WHAT IS ASKED: Below is a block of records; reproduce all of them exactly and leave out any pictures.

ENTRIES PROVIDED:
******

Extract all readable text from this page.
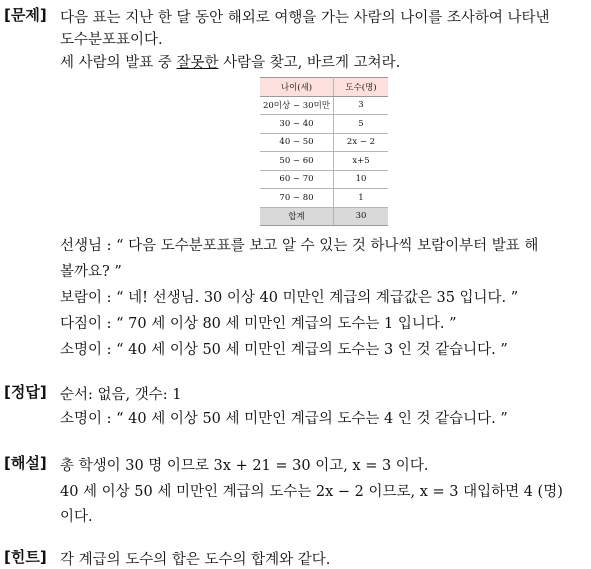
[문제] 다음 표는 지난 한 달 동안 해외로 여행을 가는 사람의 나이를 조사하여 나타낸
도수분포표이다.
세 사람의 발표 중 잘못한 사람을 찾고, 바르게 고쳐라.
나이(세)	도수(명)
20이상 ~ 30미만	3
30 ~ 40	5
40 ~ 50	2x − 2
50 ~ 60	x+5
60 ~ 70	10
70 ~ 80	1
합계	30
선생님 : “ 다음 도수분포표를 보고 알 수 있는 것 하나씩 보람이부터 발표 해
볼까요? ”
보람이 : “ 네! 선생님. 30 이상 40 미만인 계급의 계급값은 35 입니다. ”
다짐이 : “ 70 세 이상 80 세 미만인 계급의 도수는 1 입니다. ”
소명이 : “ 40 세 이상 50 세 미만인 계급의 도수는 3 인 것 같습니다. ”
[정답] 순서: 없음, 갯수: 1
소명이 : “ 40 세 이상 50 세 미만인 계급의 도수는 4 인 것 같습니다. ”
[해설] 총 학생이 30 명 이므로 3x + 21 = 30 이고, x = 3 이다.
40 세 이상 50 세 미만인 계급의 도수는 2x − 2 이므로, x = 3 대입하면 4 (명)
이다.
[힌트] 각 계급의 도수의 합은 도수의 합계와 같다.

******

TASK ANSWER:
Extract all readable text from this page.
[문제] 다음 표는 지난 한 달 동안 해외로 여행을 가는 사람의 나이를 조사하여 나타낸
도수분포표이다.
세 사람의 발표 중 잘못한 사람을 찾고, 바르게 고쳐라.
나이(세)	도수(명)
20이상 ~ 30미만	3
30 ~ 40	5
40 ~ 50	2x − 2
50 ~ 60	x+5
60 ~ 70	10
70 ~ 80	1
합계	30
선생님 : “ 다음 도수분포표를 보고 알 수 있는 것 하나씩 보람이부터 발표 해
볼까요? ”
보람이 : “ 네! 선생님. 30 이상 40 미만인 계급의 계급값은 35 입니다. ”
다짐이 : “ 70 세 이상 80 세 미만인 계급의 도수는 1 입니다. ”
소명이 : “ 40 세 이상 50 세 미만인 계급의 도수는 3 인 것 같습니다. ”
[정답] 순서: 없음, 갯수: 1
소명이 : “ 40 세 이상 50 세 미만인 계급의 도수는 4 인 것 같습니다. ”
[해설] 총 학생이 30 명 이므로 3x + 21 = 30 이고, x = 3 이다.
40 세 이상 50 세 미만인 계급의 도수는 2x − 2 이므로, x = 3 대입하면 4 (명)
이다.
[힌트] 각 계급의 도수의 합은 도수의 합계와 같다.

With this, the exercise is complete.